__Task instructions__: Each line of the listing that contains the word "fiscale" is to be copied.

__Input__:
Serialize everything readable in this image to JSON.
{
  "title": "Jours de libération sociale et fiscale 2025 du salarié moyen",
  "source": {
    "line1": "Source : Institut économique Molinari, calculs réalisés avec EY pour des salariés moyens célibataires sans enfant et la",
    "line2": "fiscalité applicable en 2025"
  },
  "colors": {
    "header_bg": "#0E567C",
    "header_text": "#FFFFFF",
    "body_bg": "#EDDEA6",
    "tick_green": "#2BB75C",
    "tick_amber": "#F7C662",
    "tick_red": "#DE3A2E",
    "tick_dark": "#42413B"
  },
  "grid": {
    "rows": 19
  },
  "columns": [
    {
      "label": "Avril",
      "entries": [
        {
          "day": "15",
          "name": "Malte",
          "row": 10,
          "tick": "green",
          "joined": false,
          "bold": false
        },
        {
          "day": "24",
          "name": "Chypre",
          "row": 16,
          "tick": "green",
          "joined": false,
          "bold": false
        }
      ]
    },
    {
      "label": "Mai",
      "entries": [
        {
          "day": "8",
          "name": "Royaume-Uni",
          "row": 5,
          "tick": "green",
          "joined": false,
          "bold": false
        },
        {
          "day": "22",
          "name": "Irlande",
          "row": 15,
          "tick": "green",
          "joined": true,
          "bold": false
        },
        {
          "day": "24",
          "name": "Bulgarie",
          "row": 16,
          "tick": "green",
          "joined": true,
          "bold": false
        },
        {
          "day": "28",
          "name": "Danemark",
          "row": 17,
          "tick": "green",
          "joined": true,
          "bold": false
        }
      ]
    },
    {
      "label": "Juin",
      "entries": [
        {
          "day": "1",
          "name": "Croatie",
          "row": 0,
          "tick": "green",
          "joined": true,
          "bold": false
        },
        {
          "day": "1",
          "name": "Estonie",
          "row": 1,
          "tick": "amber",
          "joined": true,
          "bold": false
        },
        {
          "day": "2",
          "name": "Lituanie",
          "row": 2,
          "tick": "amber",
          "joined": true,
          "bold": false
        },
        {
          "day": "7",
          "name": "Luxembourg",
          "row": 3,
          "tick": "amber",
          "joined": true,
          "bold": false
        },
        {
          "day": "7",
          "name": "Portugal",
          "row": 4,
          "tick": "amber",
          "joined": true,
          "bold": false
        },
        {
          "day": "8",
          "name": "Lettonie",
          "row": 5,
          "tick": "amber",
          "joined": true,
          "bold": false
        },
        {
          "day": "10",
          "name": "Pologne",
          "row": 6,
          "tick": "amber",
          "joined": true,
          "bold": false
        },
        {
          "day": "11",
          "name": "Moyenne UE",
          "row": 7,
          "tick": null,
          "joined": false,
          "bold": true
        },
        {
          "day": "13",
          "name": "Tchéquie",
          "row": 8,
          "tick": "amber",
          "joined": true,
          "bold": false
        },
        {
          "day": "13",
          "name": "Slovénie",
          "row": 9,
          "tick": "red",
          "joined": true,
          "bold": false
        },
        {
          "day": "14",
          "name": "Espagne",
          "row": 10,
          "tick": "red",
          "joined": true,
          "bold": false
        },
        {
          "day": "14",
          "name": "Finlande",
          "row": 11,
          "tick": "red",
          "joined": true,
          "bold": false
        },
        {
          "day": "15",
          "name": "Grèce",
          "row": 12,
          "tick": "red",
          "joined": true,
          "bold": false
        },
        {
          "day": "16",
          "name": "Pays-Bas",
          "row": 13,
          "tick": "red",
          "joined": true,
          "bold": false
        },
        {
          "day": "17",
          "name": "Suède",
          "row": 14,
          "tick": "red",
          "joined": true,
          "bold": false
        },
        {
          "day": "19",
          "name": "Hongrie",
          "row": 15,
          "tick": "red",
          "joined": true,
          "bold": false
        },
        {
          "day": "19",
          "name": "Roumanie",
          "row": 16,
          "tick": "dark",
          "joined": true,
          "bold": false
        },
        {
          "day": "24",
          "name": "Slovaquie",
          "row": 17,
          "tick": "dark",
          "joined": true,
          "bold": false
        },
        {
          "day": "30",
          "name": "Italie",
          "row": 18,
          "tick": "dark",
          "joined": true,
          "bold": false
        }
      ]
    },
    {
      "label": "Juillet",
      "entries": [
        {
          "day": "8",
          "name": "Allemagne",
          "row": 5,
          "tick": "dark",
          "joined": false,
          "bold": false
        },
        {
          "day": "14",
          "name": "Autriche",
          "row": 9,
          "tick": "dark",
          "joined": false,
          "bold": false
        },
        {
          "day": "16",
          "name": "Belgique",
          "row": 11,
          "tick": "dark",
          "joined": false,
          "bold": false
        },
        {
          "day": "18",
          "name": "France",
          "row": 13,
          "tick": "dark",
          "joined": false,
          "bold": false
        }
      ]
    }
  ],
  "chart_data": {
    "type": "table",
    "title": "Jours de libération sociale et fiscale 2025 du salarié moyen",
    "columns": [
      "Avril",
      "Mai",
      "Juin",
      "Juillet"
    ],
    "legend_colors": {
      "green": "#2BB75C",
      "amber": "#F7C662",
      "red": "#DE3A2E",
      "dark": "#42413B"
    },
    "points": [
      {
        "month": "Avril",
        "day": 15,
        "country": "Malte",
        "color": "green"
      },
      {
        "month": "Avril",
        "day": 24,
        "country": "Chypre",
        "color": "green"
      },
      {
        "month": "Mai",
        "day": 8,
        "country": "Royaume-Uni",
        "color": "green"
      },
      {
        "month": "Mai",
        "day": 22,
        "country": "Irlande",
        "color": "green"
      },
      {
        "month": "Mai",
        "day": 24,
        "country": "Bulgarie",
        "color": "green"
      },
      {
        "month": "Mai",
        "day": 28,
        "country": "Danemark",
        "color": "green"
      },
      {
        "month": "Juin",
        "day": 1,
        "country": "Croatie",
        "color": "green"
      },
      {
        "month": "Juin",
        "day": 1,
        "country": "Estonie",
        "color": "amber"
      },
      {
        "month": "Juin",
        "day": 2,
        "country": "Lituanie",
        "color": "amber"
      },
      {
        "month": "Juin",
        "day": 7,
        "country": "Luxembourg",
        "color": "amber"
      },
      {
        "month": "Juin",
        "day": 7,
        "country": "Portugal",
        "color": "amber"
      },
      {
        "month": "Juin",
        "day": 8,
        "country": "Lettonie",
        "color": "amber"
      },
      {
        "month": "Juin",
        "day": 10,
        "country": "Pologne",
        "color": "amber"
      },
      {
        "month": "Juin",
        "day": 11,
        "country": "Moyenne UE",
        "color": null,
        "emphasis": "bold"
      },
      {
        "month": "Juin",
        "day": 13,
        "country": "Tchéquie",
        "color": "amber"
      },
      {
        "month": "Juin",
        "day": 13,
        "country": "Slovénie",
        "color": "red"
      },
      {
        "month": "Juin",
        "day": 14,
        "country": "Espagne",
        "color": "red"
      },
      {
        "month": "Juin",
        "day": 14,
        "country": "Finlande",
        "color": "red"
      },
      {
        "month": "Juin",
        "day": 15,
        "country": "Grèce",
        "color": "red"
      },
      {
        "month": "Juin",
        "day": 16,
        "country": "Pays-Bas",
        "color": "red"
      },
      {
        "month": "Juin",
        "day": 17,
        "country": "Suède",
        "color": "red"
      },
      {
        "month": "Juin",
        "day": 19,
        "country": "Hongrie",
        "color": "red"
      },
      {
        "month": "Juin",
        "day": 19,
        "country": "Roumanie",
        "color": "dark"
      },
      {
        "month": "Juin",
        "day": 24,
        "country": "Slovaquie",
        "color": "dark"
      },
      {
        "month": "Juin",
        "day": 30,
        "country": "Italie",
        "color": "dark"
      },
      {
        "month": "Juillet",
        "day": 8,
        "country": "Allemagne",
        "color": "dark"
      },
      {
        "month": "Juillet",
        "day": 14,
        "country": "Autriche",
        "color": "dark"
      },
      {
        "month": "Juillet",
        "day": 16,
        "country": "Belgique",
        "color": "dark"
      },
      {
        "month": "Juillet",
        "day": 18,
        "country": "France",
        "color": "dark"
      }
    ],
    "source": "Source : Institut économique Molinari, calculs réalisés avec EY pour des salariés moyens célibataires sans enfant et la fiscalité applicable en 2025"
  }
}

__Exercise response__:
  "title": "Jours de libération sociale et fiscale 2025 du salarié moyen",
    "title": "Jours de libération sociale et fiscale 2025 du salarié moyen",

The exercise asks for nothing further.